TASK REQUIREMENTS — Copy out the listing that follows exactly, dropping every picture.

Figure record listings —
--------------------
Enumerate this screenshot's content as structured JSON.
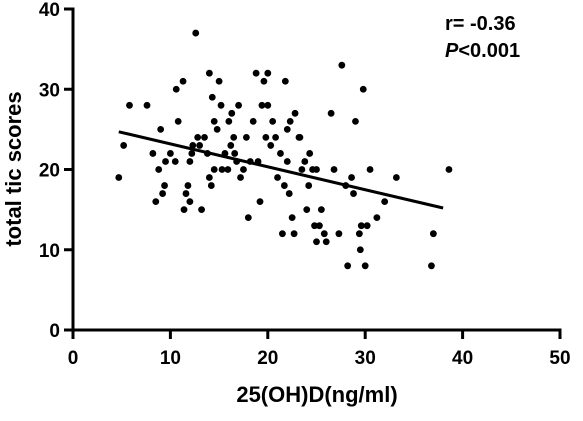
{
  "chart_data": {
    "type": "scatter",
    "xlabel": "25(OH)D(ng/ml)",
    "ylabel": "total tic scores",
    "xlim": [
      0,
      50
    ],
    "ylim": [
      0,
      40
    ],
    "xticks": [
      0,
      10,
      20,
      30,
      40,
      50
    ],
    "yticks": [
      0,
      10,
      20,
      30,
      40
    ],
    "xtick_labels": [
      "0",
      "10",
      "20",
      "30",
      "40",
      "50"
    ],
    "ytick_labels": [
      "0",
      "10",
      "20",
      "30",
      "40"
    ],
    "grid": false,
    "annotation": {
      "r_text": "r= -0.36",
      "p_symbol": "P",
      "p_value": "<0.001"
    },
    "regression_line": {
      "x": [
        4.7,
        38.0
      ],
      "y": [
        24.7,
        15.2
      ]
    },
    "points": [
      [
        4.7,
        19
      ],
      [
        5.2,
        23
      ],
      [
        5.8,
        28
      ],
      [
        7.6,
        28
      ],
      [
        8.2,
        22
      ],
      [
        8.5,
        16
      ],
      [
        8.8,
        20
      ],
      [
        9.0,
        25
      ],
      [
        9.2,
        17
      ],
      [
        9.4,
        18
      ],
      [
        9.5,
        21
      ],
      [
        10.0,
        22
      ],
      [
        10.5,
        21
      ],
      [
        10.6,
        30
      ],
      [
        10.8,
        26
      ],
      [
        11.3,
        31
      ],
      [
        11.4,
        15
      ],
      [
        11.6,
        17
      ],
      [
        11.8,
        18
      ],
      [
        12.0,
        16
      ],
      [
        12.0,
        21
      ],
      [
        12.2,
        22
      ],
      [
        12.3,
        23
      ],
      [
        12.6,
        37
      ],
      [
        12.8,
        24
      ],
      [
        13.0,
        23
      ],
      [
        13.2,
        15
      ],
      [
        13.5,
        24
      ],
      [
        13.8,
        22
      ],
      [
        14.0,
        32
      ],
      [
        14.0,
        19
      ],
      [
        14.2,
        18
      ],
      [
        14.3,
        29
      ],
      [
        14.5,
        26
      ],
      [
        14.5,
        20
      ],
      [
        14.8,
        25
      ],
      [
        15.0,
        31
      ],
      [
        15.2,
        28
      ],
      [
        15.3,
        20
      ],
      [
        15.6,
        22
      ],
      [
        15.9,
        20
      ],
      [
        16.0,
        26
      ],
      [
        16.2,
        23
      ],
      [
        16.3,
        27
      ],
      [
        16.5,
        24
      ],
      [
        16.6,
        22
      ],
      [
        16.8,
        21
      ],
      [
        17.0,
        28
      ],
      [
        17.2,
        19
      ],
      [
        17.5,
        20
      ],
      [
        17.8,
        24
      ],
      [
        18.0,
        14
      ],
      [
        18.2,
        21
      ],
      [
        18.5,
        26
      ],
      [
        18.8,
        32
      ],
      [
        19.0,
        21
      ],
      [
        19.2,
        16
      ],
      [
        19.4,
        28
      ],
      [
        19.6,
        31
      ],
      [
        19.8,
        24
      ],
      [
        20.0,
        32
      ],
      [
        20.0,
        28
      ],
      [
        20.3,
        23
      ],
      [
        20.5,
        26
      ],
      [
        20.8,
        24
      ],
      [
        21.0,
        19
      ],
      [
        21.3,
        22
      ],
      [
        21.5,
        12
      ],
      [
        21.7,
        18
      ],
      [
        21.8,
        31
      ],
      [
        22.0,
        25
      ],
      [
        22.0,
        21
      ],
      [
        22.2,
        17
      ],
      [
        22.3,
        26
      ],
      [
        22.5,
        14
      ],
      [
        22.7,
        12
      ],
      [
        22.8,
        27
      ],
      [
        23.2,
        24
      ],
      [
        23.3,
        24
      ],
      [
        23.5,
        20
      ],
      [
        23.8,
        21
      ],
      [
        24.0,
        15
      ],
      [
        24.2,
        18
      ],
      [
        24.3,
        22
      ],
      [
        24.6,
        20
      ],
      [
        24.8,
        13
      ],
      [
        25.0,
        20
      ],
      [
        25.0,
        11
      ],
      [
        25.3,
        13
      ],
      [
        25.5,
        15
      ],
      [
        25.8,
        12
      ],
      [
        26.0,
        11
      ],
      [
        26.5,
        27
      ],
      [
        26.8,
        20
      ],
      [
        27.3,
        12
      ],
      [
        27.6,
        33
      ],
      [
        28.0,
        18
      ],
      [
        28.2,
        8
      ],
      [
        28.6,
        19
      ],
      [
        28.8,
        17
      ],
      [
        29.0,
        26
      ],
      [
        29.4,
        12
      ],
      [
        29.5,
        10
      ],
      [
        29.6,
        13
      ],
      [
        29.8,
        30
      ],
      [
        30.0,
        8
      ],
      [
        30.2,
        13
      ],
      [
        30.5,
        20
      ],
      [
        31.2,
        14
      ],
      [
        32.0,
        16
      ],
      [
        33.2,
        19
      ],
      [
        36.8,
        8
      ],
      [
        37.0,
        12
      ],
      [
        38.6,
        20
      ]
    ]
  }
}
--------------------
THE RESPONSE —
Enumerate this screenshot's content as structured JSON.
{
  "chart_data": {
    "type": "scatter",
    "xlabel": "25(OH)D(ng/ml)",
    "ylabel": "total tic scores",
    "xlim": [
      0,
      50
    ],
    "ylim": [
      0,
      40
    ],
    "xticks": [
      0,
      10,
      20,
      30,
      40,
      50
    ],
    "yticks": [
      0,
      10,
      20,
      30,
      40
    ],
    "xtick_labels": [
      "0",
      "10",
      "20",
      "30",
      "40",
      "50"
    ],
    "ytick_labels": [
      "0",
      "10",
      "20",
      "30",
      "40"
    ],
    "grid": false,
    "annotation": {
      "r_text": "r= -0.36",
      "p_symbol": "P",
      "p_value": "<0.001"
    },
    "regression_line": {
      "x": [
        4.7,
        38.0
      ],
      "y": [
        24.7,
        15.2
      ]
    },
    "points": [
      [
        4.7,
        19
      ],
      [
        5.2,
        23
      ],
      [
        5.8,
        28
      ],
      [
        7.6,
        28
      ],
      [
        8.2,
        22
      ],
      [
        8.5,
        16
      ],
      [
        8.8,
        20
      ],
      [
        9.0,
        25
      ],
      [
        9.2,
        17
      ],
      [
        9.4,
        18
      ],
      [
        9.5,
        21
      ],
      [
        10.0,
        22
      ],
      [
        10.5,
        21
      ],
      [
        10.6,
        30
      ],
      [
        10.8,
        26
      ],
      [
        11.3,
        31
      ],
      [
        11.4,
        15
      ],
      [
        11.6,
        17
      ],
      [
        11.8,
        18
      ],
      [
        12.0,
        16
      ],
      [
        12.0,
        21
      ],
      [
        12.2,
        22
      ],
      [
        12.3,
        23
      ],
      [
        12.6,
        37
      ],
      [
        12.8,
        24
      ],
      [
        13.0,
        23
      ],
      [
        13.2,
        15
      ],
      [
        13.5,
        24
      ],
      [
        13.8,
        22
      ],
      [
        14.0,
        32
      ],
      [
        14.0,
        19
      ],
      [
        14.2,
        18
      ],
      [
        14.3,
        29
      ],
      [
        14.5,
        26
      ],
      [
        14.5,
        20
      ],
      [
        14.8,
        25
      ],
      [
        15.0,
        31
      ],
      [
        15.2,
        28
      ],
      [
        15.3,
        20
      ],
      [
        15.6,
        22
      ],
      [
        15.9,
        20
      ],
      [
        16.0,
        26
      ],
      [
        16.2,
        23
      ],
      [
        16.3,
        27
      ],
      [
        16.5,
        24
      ],
      [
        16.6,
        22
      ],
      [
        16.8,
        21
      ],
      [
        17.0,
        28
      ],
      [
        17.2,
        19
      ],
      [
        17.5,
        20
      ],
      [
        17.8,
        24
      ],
      [
        18.0,
        14
      ],
      [
        18.2,
        21
      ],
      [
        18.5,
        26
      ],
      [
        18.8,
        32
      ],
      [
        19.0,
        21
      ],
      [
        19.2,
        16
      ],
      [
        19.4,
        28
      ],
      [
        19.6,
        31
      ],
      [
        19.8,
        24
      ],
      [
        20.0,
        32
      ],
      [
        20.0,
        28
      ],
      [
        20.3,
        23
      ],
      [
        20.5,
        26
      ],
      [
        20.8,
        24
      ],
      [
        21.0,
        19
      ],
      [
        21.3,
        22
      ],
      [
        21.5,
        12
      ],
      [
        21.7,
        18
      ],
      [
        21.8,
        31
      ],
      [
        22.0,
        25
      ],
      [
        22.0,
        21
      ],
      [
        22.2,
        17
      ],
      [
        22.3,
        26
      ],
      [
        22.5,
        14
      ],
      [
        22.7,
        12
      ],
      [
        22.8,
        27
      ],
      [
        23.2,
        24
      ],
      [
        23.3,
        24
      ],
      [
        23.5,
        20
      ],
      [
        23.8,
        21
      ],
      [
        24.0,
        15
      ],
      [
        24.2,
        18
      ],
      [
        24.3,
        22
      ],
      [
        24.6,
        20
      ],
      [
        24.8,
        13
      ],
      [
        25.0,
        20
      ],
      [
        25.0,
        11
      ],
      [
        25.3,
        13
      ],
      [
        25.5,
        15
      ],
      [
        25.8,
        12
      ],
      [
        26.0,
        11
      ],
      [
        26.5,
        27
      ],
      [
        26.8,
        20
      ],
      [
        27.3,
        12
      ],
      [
        27.6,
        33
      ],
      [
        28.0,
        18
      ],
      [
        28.2,
        8
      ],
      [
        28.6,
        19
      ],
      [
        28.8,
        17
      ],
      [
        29.0,
        26
      ],
      [
        29.4,
        12
      ],
      [
        29.5,
        10
      ],
      [
        29.6,
        13
      ],
      [
        29.8,
        30
      ],
      [
        30.0,
        8
      ],
      [
        30.2,
        13
      ],
      [
        30.5,
        20
      ],
      [
        31.2,
        14
      ],
      [
        32.0,
        16
      ],
      [
        33.2,
        19
      ],
      [
        36.8,
        8
      ],
      [
        37.0,
        12
      ],
      [
        38.6,
        20
      ]
    ]
  }
}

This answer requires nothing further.